DIRECTIVE: Count how many lines contain "more" and reply with that number only.

GIVEN RECORDS:
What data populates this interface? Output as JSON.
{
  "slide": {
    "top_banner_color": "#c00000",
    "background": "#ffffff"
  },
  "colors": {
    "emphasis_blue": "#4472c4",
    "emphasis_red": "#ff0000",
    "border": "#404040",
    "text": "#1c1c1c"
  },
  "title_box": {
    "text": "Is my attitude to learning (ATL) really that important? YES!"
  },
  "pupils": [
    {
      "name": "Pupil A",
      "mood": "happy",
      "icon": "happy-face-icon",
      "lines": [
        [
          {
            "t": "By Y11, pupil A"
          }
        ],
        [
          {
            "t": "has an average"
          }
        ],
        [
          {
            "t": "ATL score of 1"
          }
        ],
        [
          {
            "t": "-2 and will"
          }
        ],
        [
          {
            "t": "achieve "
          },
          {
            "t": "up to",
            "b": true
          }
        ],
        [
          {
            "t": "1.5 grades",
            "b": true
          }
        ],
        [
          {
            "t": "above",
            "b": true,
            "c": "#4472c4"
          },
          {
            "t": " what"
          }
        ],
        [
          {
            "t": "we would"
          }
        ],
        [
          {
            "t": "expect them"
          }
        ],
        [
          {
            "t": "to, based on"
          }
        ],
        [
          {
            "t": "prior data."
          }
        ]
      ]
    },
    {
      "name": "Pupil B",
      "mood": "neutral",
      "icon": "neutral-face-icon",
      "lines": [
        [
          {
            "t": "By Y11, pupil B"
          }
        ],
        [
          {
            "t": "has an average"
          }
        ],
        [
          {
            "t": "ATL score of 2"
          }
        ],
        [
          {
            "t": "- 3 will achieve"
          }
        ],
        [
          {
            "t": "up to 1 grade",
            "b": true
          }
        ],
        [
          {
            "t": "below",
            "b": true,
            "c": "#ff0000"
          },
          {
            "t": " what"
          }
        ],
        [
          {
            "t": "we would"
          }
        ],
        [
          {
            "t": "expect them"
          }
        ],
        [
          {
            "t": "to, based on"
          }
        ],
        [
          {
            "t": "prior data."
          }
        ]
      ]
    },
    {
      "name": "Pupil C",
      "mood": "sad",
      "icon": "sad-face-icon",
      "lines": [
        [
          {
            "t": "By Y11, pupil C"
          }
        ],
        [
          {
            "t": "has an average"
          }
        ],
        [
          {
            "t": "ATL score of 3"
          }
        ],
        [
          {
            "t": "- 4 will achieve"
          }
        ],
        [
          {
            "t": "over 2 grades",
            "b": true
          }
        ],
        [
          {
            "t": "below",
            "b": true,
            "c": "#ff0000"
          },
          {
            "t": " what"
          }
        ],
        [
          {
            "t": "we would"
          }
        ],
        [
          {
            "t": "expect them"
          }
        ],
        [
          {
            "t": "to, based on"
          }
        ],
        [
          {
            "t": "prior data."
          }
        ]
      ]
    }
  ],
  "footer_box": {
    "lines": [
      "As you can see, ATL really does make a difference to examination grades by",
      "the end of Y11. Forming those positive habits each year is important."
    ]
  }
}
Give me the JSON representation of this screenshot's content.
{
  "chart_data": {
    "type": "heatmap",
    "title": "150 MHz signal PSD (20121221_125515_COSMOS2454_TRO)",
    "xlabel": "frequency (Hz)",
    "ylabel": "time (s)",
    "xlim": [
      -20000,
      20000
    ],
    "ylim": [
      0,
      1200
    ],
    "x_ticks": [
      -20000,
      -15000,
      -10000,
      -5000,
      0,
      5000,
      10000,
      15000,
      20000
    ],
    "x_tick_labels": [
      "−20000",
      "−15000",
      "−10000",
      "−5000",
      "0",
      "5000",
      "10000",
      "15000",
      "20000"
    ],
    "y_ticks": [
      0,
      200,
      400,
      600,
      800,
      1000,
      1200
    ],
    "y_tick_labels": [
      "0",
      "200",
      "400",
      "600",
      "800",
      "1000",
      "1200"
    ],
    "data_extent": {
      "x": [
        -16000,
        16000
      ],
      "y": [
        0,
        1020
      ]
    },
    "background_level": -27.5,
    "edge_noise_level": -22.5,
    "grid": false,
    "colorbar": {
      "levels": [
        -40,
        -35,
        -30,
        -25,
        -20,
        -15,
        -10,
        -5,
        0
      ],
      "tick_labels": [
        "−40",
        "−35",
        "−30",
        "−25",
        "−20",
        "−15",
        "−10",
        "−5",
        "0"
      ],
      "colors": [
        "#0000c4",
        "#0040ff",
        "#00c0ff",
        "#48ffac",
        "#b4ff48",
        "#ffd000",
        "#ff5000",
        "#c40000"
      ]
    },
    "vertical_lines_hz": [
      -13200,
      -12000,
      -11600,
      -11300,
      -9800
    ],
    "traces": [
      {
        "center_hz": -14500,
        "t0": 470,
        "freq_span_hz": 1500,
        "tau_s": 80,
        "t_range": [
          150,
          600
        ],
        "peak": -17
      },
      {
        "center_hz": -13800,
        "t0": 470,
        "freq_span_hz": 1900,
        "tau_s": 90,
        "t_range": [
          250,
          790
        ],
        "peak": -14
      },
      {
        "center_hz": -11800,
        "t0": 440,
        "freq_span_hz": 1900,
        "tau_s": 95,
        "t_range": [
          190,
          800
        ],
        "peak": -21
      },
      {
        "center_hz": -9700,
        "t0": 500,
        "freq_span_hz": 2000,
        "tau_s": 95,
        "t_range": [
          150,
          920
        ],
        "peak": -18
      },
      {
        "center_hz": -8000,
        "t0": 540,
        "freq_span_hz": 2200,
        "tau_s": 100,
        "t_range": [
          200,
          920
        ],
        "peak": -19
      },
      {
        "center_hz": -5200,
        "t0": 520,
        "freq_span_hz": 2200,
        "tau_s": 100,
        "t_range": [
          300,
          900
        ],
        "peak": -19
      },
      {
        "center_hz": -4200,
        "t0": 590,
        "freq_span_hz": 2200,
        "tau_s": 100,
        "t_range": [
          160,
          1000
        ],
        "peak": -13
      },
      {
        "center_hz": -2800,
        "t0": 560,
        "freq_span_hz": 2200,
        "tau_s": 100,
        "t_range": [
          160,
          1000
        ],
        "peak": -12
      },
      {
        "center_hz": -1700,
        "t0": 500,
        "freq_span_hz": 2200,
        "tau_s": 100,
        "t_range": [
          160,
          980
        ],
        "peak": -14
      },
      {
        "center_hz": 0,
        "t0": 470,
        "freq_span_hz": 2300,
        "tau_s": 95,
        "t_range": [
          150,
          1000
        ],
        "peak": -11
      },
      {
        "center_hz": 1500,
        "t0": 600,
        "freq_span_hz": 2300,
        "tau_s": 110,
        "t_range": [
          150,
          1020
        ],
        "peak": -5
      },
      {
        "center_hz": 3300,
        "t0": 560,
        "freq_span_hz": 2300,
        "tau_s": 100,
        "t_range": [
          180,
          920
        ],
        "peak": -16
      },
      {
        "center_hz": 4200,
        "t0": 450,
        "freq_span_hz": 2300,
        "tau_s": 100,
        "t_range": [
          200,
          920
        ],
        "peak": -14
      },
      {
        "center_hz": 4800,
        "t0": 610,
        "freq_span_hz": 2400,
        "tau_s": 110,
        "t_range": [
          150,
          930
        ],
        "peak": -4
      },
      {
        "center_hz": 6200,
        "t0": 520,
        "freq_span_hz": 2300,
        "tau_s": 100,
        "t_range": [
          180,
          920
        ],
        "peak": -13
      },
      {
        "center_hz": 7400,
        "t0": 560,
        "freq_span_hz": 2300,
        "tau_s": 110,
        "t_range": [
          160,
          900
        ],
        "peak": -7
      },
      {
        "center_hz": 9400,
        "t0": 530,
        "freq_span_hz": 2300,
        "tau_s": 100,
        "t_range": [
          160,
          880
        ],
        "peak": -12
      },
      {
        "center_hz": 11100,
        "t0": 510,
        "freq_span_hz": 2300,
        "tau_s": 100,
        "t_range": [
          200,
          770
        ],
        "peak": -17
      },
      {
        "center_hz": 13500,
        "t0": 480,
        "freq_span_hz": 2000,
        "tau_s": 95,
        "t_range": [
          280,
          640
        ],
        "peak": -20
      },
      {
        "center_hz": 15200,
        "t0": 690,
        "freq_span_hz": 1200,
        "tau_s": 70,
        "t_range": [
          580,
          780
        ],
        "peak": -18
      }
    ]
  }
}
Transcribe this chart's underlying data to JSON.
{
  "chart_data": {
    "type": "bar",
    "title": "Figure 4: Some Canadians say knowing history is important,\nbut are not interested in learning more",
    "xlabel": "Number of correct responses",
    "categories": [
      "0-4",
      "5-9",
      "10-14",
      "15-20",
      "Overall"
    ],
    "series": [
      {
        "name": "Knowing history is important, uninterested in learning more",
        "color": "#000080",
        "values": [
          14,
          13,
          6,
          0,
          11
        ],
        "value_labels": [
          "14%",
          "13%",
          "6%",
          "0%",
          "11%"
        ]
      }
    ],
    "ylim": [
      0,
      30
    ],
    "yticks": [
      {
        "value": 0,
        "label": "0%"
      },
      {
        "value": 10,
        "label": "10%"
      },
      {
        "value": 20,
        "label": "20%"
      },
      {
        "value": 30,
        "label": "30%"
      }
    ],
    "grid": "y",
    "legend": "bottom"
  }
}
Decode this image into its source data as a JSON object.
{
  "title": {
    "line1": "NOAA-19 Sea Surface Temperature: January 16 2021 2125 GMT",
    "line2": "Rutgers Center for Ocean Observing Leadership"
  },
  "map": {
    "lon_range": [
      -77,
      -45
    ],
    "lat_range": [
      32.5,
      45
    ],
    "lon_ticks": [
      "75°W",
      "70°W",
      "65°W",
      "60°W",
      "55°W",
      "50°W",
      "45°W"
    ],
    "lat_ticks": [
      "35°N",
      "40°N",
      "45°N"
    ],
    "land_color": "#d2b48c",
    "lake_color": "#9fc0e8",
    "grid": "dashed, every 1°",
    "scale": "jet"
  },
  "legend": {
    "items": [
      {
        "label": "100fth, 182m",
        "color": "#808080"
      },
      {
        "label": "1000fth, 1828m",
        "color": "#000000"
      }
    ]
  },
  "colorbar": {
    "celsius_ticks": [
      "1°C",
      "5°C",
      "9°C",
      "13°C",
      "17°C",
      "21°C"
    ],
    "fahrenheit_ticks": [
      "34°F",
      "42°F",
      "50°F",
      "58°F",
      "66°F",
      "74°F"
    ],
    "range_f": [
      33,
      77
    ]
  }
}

IN RESPONSE: 2